→ To do: Reproduce word for word the stretch of the deepfake article below from "Understanding Deepfakes" through "sophistication and impact.".

>> BEGIN Source text

By: Phil Tomlinson, SVP, Global Offerings at TaskUs

The greatest threats are often those you ignore or downplay. Deepfakes may be just that kind of threat. 31% of business leaders believe deepfakes have not increased their fraud risk. One in four aren’t familiar with them at all. 

Yet evidence abounds the threat is real. 

One security report found that deepfake fraud increased by 1,740 percent in North America and by 1,530 percent in the Asia-Pacific region in 2022. Another that it increased 3000% from 2022 to 2023.  Voice-based fraud accounts for an estimated $25 billion in annual losses, with almost 37% of US businesses saying they’ve been targeted by audio deepfakes alone. 

Fraud isn’t the only danger. Deepfake content spreads misinformation that can easily damage a company’s reputation and alienate its customers. On social platforms, 39% of users report altering their behavior because of encountering deepfake content. 

And sadly, it seems that by and large businesses aren’t prepared for this onslaught — 80% of companies have not even established the necessary protocols to deal with deepfake attacks. So what’s a company to do? First, know your enemy, then fight fire with fire.

Understanding Deepfakes

In 2021, a TikTok account posted deepfake videos of Tom Cruise performing magic tricks and other benign activities. A special effects artist had used AI to create the videos demonstrating AI’s entertainment potential. But since then the technology has rapidly advanced in sophistication and impact.

>> END Source text
>> BEGIN Data excerpts

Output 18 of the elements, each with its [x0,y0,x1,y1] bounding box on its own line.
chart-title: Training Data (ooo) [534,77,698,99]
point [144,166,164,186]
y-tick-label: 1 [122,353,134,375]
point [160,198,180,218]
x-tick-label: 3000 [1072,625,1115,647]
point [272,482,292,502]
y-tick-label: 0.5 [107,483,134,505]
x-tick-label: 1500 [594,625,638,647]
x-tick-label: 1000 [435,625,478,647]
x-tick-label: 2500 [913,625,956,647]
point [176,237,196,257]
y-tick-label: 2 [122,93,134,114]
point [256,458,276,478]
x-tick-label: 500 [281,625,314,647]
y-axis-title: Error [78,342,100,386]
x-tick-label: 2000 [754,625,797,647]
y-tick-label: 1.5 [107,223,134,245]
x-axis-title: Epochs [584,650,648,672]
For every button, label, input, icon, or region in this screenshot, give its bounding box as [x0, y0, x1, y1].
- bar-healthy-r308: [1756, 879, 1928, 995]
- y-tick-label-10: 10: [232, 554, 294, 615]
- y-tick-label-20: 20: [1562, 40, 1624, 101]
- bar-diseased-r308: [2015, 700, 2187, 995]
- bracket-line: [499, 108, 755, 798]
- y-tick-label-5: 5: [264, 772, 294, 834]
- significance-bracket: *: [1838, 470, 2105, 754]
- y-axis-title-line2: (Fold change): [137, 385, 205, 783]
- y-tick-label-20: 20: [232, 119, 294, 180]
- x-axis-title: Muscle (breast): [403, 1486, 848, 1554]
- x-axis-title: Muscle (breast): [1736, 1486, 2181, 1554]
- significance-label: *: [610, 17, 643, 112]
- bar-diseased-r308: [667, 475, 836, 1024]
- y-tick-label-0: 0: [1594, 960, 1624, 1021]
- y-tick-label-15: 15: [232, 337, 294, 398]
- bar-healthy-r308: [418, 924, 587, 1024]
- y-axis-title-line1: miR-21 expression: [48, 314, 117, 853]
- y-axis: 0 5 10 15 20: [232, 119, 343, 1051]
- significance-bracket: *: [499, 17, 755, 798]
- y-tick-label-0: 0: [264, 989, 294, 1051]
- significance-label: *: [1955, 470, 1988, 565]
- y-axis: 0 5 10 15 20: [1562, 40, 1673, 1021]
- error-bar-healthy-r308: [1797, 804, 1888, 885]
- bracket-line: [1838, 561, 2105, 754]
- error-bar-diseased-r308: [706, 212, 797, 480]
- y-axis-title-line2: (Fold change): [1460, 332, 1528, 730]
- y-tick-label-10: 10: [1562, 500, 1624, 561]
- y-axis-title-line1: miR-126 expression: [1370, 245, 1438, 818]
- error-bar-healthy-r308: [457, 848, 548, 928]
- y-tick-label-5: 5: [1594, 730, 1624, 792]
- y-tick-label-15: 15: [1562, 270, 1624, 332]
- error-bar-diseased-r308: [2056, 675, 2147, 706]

>> END Data excerpts

→ Correct result:
Understanding Deepfakes

In 2021, a TikTok account posted deepfake videos of Tom Cruise performing magic tricks and other benign activities. A special effects artist had used AI to create the videos demonstrating AI’s entertainment potential. But since then the technology has rapidly advanced in sophistication and impact.